> [Do this]:
Take every line from the listing below that contains "uterine".

-- begin Available data --

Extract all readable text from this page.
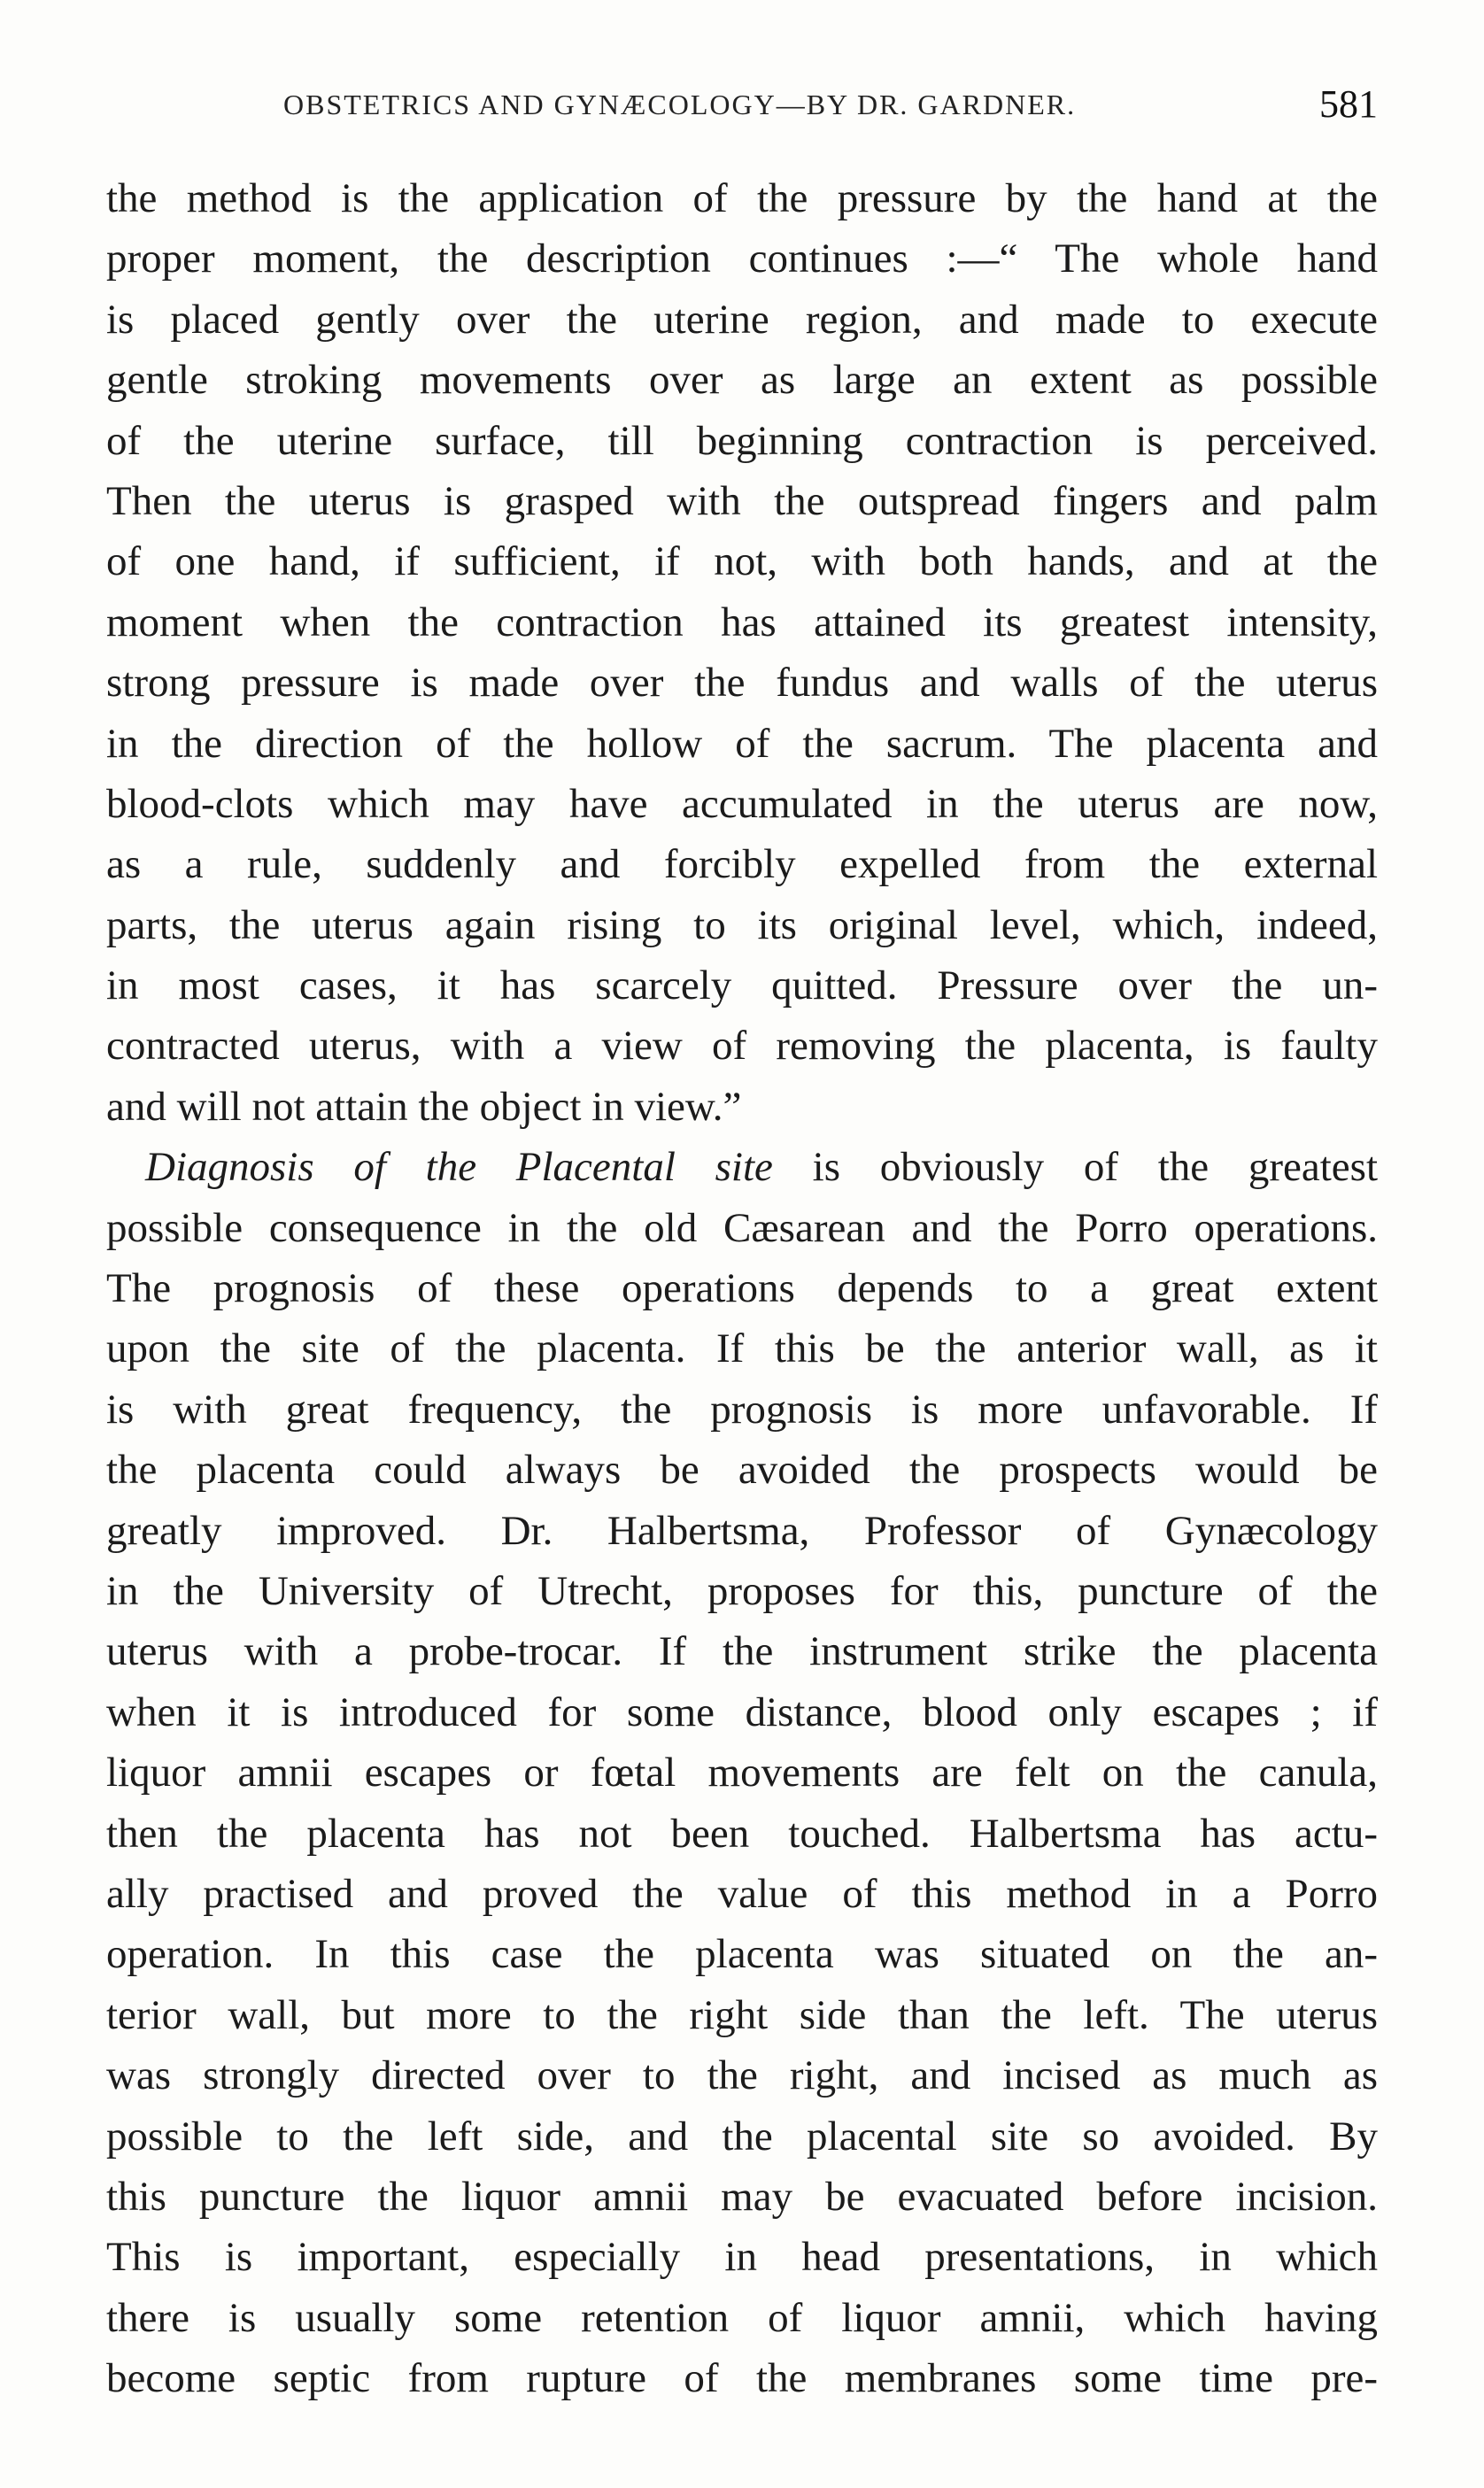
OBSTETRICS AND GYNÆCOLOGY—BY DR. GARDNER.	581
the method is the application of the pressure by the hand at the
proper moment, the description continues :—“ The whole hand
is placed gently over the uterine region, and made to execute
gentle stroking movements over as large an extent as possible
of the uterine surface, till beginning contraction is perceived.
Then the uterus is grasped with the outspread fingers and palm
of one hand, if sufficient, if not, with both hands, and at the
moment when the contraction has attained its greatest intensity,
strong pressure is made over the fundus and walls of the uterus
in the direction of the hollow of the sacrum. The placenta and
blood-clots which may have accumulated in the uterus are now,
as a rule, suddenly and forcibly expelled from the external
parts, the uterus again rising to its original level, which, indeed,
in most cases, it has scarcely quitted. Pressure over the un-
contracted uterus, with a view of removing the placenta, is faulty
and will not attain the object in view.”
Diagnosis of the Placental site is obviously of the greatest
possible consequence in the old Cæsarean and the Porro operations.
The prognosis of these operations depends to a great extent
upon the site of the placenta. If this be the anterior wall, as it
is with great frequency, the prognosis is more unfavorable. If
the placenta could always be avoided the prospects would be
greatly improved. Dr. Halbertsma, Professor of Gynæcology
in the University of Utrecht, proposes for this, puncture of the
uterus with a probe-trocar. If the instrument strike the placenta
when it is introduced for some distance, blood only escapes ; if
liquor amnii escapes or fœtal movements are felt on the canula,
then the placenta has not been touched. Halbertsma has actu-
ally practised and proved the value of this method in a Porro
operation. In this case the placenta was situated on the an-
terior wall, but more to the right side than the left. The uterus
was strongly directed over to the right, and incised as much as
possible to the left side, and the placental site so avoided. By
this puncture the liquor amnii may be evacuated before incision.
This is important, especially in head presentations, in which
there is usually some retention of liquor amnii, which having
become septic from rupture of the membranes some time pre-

-- end Available data --
-- begin Available data --

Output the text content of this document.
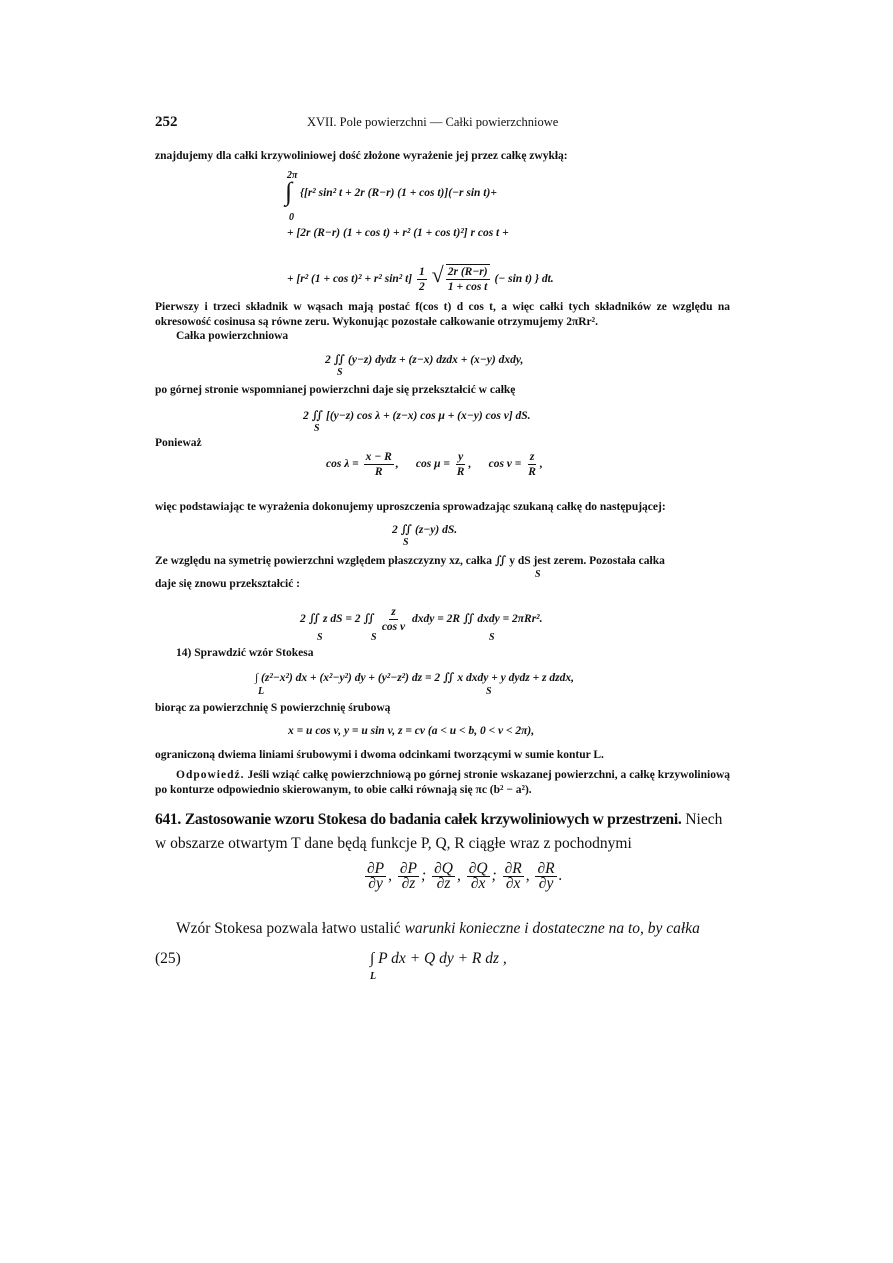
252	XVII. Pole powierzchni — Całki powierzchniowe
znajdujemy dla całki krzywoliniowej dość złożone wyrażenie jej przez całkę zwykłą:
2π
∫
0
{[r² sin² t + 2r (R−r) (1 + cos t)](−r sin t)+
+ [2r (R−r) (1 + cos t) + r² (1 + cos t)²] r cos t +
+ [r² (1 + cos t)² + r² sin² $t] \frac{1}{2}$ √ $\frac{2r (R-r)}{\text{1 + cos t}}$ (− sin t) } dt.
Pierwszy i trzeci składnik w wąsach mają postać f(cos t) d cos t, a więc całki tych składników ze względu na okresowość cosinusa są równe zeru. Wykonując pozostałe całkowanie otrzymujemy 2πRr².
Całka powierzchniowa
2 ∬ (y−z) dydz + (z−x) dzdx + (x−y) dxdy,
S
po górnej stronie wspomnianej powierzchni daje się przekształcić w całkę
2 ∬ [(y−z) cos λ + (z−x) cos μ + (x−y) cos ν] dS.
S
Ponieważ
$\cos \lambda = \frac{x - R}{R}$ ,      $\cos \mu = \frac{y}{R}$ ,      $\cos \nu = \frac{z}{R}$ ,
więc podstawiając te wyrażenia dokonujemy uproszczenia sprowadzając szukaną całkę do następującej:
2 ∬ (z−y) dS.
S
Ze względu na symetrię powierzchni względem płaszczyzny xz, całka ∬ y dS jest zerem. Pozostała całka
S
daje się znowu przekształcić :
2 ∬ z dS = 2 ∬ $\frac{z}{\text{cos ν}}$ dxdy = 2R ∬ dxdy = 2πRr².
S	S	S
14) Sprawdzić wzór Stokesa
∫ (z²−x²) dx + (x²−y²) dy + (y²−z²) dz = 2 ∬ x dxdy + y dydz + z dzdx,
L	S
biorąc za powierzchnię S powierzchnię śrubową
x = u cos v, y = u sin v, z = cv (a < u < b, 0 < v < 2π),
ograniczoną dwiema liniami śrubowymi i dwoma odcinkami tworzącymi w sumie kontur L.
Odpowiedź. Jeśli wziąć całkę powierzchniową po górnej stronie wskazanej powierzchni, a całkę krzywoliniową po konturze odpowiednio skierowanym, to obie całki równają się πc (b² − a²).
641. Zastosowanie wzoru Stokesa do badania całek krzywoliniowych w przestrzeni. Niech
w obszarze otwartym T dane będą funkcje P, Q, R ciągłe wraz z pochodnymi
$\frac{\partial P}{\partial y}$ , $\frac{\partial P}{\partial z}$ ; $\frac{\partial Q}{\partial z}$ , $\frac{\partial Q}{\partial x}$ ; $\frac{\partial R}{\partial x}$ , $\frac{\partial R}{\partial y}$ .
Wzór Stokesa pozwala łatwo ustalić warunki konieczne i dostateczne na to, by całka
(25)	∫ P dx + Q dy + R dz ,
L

-- end Available data --

> [Response to this exercise]:
is placed gently over the uterine region, and made to execute
of the uterine surface, till beginning contraction is perceived.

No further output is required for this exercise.